Instructions for the task — Search the material for the word "Sign" and report each line where it turns up.

Data in this exercise —

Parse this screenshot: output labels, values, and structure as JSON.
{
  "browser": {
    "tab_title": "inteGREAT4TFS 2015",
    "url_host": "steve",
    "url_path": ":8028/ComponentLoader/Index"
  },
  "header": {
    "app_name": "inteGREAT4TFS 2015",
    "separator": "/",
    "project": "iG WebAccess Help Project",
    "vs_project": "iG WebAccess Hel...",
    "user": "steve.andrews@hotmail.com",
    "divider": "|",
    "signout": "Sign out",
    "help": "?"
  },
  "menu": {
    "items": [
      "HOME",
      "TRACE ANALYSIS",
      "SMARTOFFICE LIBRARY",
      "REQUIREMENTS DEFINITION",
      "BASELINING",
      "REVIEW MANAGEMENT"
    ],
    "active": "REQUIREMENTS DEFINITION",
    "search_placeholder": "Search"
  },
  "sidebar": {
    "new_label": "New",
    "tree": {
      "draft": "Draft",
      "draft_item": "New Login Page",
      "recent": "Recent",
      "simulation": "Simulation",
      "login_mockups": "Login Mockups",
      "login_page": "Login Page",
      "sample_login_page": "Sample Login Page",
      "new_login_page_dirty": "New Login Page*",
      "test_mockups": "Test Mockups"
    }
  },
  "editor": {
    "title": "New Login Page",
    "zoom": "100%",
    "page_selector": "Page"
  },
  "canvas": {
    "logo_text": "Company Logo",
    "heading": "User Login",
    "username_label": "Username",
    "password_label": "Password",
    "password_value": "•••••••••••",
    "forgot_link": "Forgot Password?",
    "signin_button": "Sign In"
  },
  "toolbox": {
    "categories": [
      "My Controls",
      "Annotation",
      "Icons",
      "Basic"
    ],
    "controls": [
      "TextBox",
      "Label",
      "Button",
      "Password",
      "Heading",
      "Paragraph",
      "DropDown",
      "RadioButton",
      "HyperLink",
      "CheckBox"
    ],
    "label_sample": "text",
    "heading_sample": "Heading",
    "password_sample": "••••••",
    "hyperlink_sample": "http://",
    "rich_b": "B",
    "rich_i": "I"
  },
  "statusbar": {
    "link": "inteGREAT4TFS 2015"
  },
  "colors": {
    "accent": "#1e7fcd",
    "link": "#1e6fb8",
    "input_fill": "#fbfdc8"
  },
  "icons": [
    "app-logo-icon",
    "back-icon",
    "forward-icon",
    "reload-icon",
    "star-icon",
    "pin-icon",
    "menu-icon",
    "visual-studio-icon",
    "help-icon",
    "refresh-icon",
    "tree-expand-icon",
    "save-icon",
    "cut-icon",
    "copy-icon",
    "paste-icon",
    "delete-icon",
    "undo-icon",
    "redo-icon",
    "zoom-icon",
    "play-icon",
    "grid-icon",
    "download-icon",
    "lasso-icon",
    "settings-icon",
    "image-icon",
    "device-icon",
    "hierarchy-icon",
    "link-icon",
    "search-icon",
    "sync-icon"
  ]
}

Complete answer —
    "signout": "Sign out",
    "signin_button": "Sign In"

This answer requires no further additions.